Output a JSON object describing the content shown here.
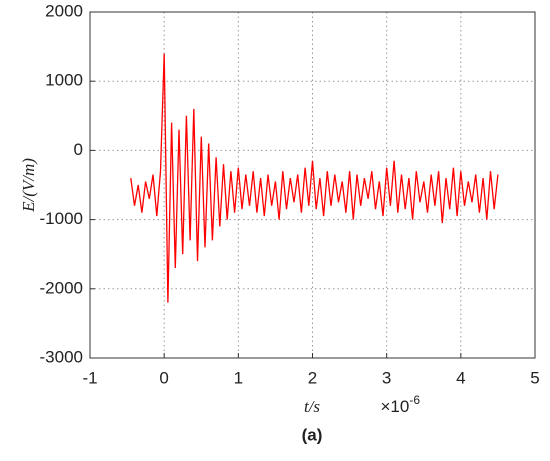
{
  "chart_data": {
    "type": "line",
    "y_label": {
      "symbol": "E",
      "unit": "/(V/m)"
    },
    "x_label": {
      "symbol": "t",
      "unit": "/s"
    },
    "x_multiplier": {
      "base": "×10",
      "exponent": "-6"
    },
    "caption": "(a)",
    "xlim": [
      -1,
      5
    ],
    "xticks": [
      -1,
      0,
      1,
      2,
      3,
      4,
      5
    ],
    "ylim": [
      -3000,
      2000
    ],
    "yticks": [
      -3000,
      -2000,
      -1000,
      0,
      1000,
      2000
    ],
    "grid": true,
    "x": [
      -0.45,
      -0.4,
      -0.35,
      -0.3,
      -0.25,
      -0.2,
      -0.15,
      -0.1,
      -0.05,
      0,
      0.05,
      0.1,
      0.15,
      0.2,
      0.25,
      0.3,
      0.35,
      0.4,
      0.45,
      0.5,
      0.55,
      0.6,
      0.65,
      0.7,
      0.75,
      0.8,
      0.85,
      0.9,
      0.95,
      1,
      1.05,
      1.1,
      1.15,
      1.2,
      1.25,
      1.3,
      1.35,
      1.4,
      1.45,
      1.5,
      1.55,
      1.6,
      1.65,
      1.7,
      1.75,
      1.8,
      1.85,
      1.9,
      1.95,
      2,
      2.05,
      2.1,
      2.15,
      2.2,
      2.25,
      2.3,
      2.35,
      2.4,
      2.45,
      2.5,
      2.55,
      2.6,
      2.65,
      2.7,
      2.75,
      2.8,
      2.85,
      2.9,
      2.95,
      3,
      3.05,
      3.1,
      3.15,
      3.2,
      3.25,
      3.3,
      3.35,
      3.4,
      3.45,
      3.5,
      3.55,
      3.6,
      3.65,
      3.7,
      3.75,
      3.8,
      3.85,
      3.9,
      3.95,
      4,
      4.05,
      4.1,
      4.15,
      4.2,
      4.25,
      4.3,
      4.35,
      4.4,
      4.45,
      4.5
    ],
    "series": [
      {
        "color": "#ff0000",
        "values": [
          -400,
          -800,
          -500,
          -900,
          -450,
          -700,
          -350,
          -950,
          -300,
          1400,
          -2200,
          400,
          -1700,
          300,
          -1500,
          500,
          -1300,
          600,
          -1600,
          200,
          -1400,
          100,
          -1300,
          -100,
          -1100,
          -200,
          -1000,
          -300,
          -900,
          -250,
          -850,
          -350,
          -800,
          -300,
          -900,
          -400,
          -950,
          -350,
          -800,
          -450,
          -1000,
          -300,
          -850,
          -400,
          -750,
          -350,
          -900,
          -250,
          -800,
          -150,
          -850,
          -400,
          -950,
          -300,
          -800,
          -350,
          -750,
          -450,
          -900,
          -300,
          -1000,
          -350,
          -800,
          -400,
          -700,
          -300,
          -850,
          -450,
          -950,
          -250,
          -800,
          -150,
          -900,
          -350,
          -850,
          -400,
          -1000,
          -300,
          -750,
          -450,
          -900,
          -350,
          -800,
          -300,
          -1050,
          -400,
          -850,
          -250,
          -950,
          -300,
          -800,
          -450,
          -750,
          -350,
          -900,
          -400,
          -1000,
          -300,
          -850,
          -350
        ]
      }
    ]
  }
}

AIM OF THE EXERCISE: Print out the material word for word, omitting the pictures.

RESULT:
Output a JSON object describing the content shown here.
{
  "chart_data": {
    "type": "line",
    "y_label": {
      "symbol": "E",
      "unit": "/(V/m)"
    },
    "x_label": {
      "symbol": "t",
      "unit": "/s"
    },
    "x_multiplier": {
      "base": "×10",
      "exponent": "-6"
    },
    "caption": "(a)",
    "xlim": [
      -1,
      5
    ],
    "xticks": [
      -1,
      0,
      1,
      2,
      3,
      4,
      5
    ],
    "ylim": [
      -3000,
      2000
    ],
    "yticks": [
      -3000,
      -2000,
      -1000,
      0,
      1000,
      2000
    ],
    "grid": true,
    "x": [
      -0.45,
      -0.4,
      -0.35,
      -0.3,
      -0.25,
      -0.2,
      -0.15,
      -0.1,
      -0.05,
      0,
      0.05,
      0.1,
      0.15,
      0.2,
      0.25,
      0.3,
      0.35,
      0.4,
      0.45,
      0.5,
      0.55,
      0.6,
      0.65,
      0.7,
      0.75,
      0.8,
      0.85,
      0.9,
      0.95,
      1,
      1.05,
      1.1,
      1.15,
      1.2,
      1.25,
      1.3,
      1.35,
      1.4,
      1.45,
      1.5,
      1.55,
      1.6,
      1.65,
      1.7,
      1.75,
      1.8,
      1.85,
      1.9,
      1.95,
      2,
      2.05,
      2.1,
      2.15,
      2.2,
      2.25,
      2.3,
      2.35,
      2.4,
      2.45,
      2.5,
      2.55,
      2.6,
      2.65,
      2.7,
      2.75,
      2.8,
      2.85,
      2.9,
      2.95,
      3,
      3.05,
      3.1,
      3.15,
      3.2,
      3.25,
      3.3,
      3.35,
      3.4,
      3.45,
      3.5,
      3.55,
      3.6,
      3.65,
      3.7,
      3.75,
      3.8,
      3.85,
      3.9,
      3.95,
      4,
      4.05,
      4.1,
      4.15,
      4.2,
      4.25,
      4.3,
      4.35,
      4.4,
      4.45,
      4.5
    ],
    "series": [
      {
        "color": "#ff0000",
        "values": [
          -400,
          -800,
          -500,
          -900,
          -450,
          -700,
          -350,
          -950,
          -300,
          1400,
          -2200,
          400,
          -1700,
          300,
          -1500,
          500,
          -1300,
          600,
          -1600,
          200,
          -1400,
          100,
          -1300,
          -100,
          -1100,
          -200,
          -1000,
          -300,
          -900,
          -250,
          -850,
          -350,
          -800,
          -300,
          -900,
          -400,
          -950,
          -350,
          -800,
          -450,
          -1000,
          -300,
          -850,
          -400,
          -750,
          -350,
          -900,
          -250,
          -800,
          -150,
          -850,
          -400,
          -950,
          -300,
          -800,
          -350,
          -750,
          -450,
          -900,
          -300,
          -1000,
          -350,
          -800,
          -400,
          -700,
          -300,
          -850,
          -450,
          -950,
          -250,
          -800,
          -150,
          -900,
          -350,
          -850,
          -400,
          -1000,
          -300,
          -750,
          -450,
          -900,
          -350,
          -800,
          -300,
          -1050,
          -400,
          -850,
          -250,
          -950,
          -300,
          -800,
          -450,
          -750,
          -350,
          -900,
          -400,
          -1000,
          -300,
          -850,
          -350
        ]
      }
    ]
  }
}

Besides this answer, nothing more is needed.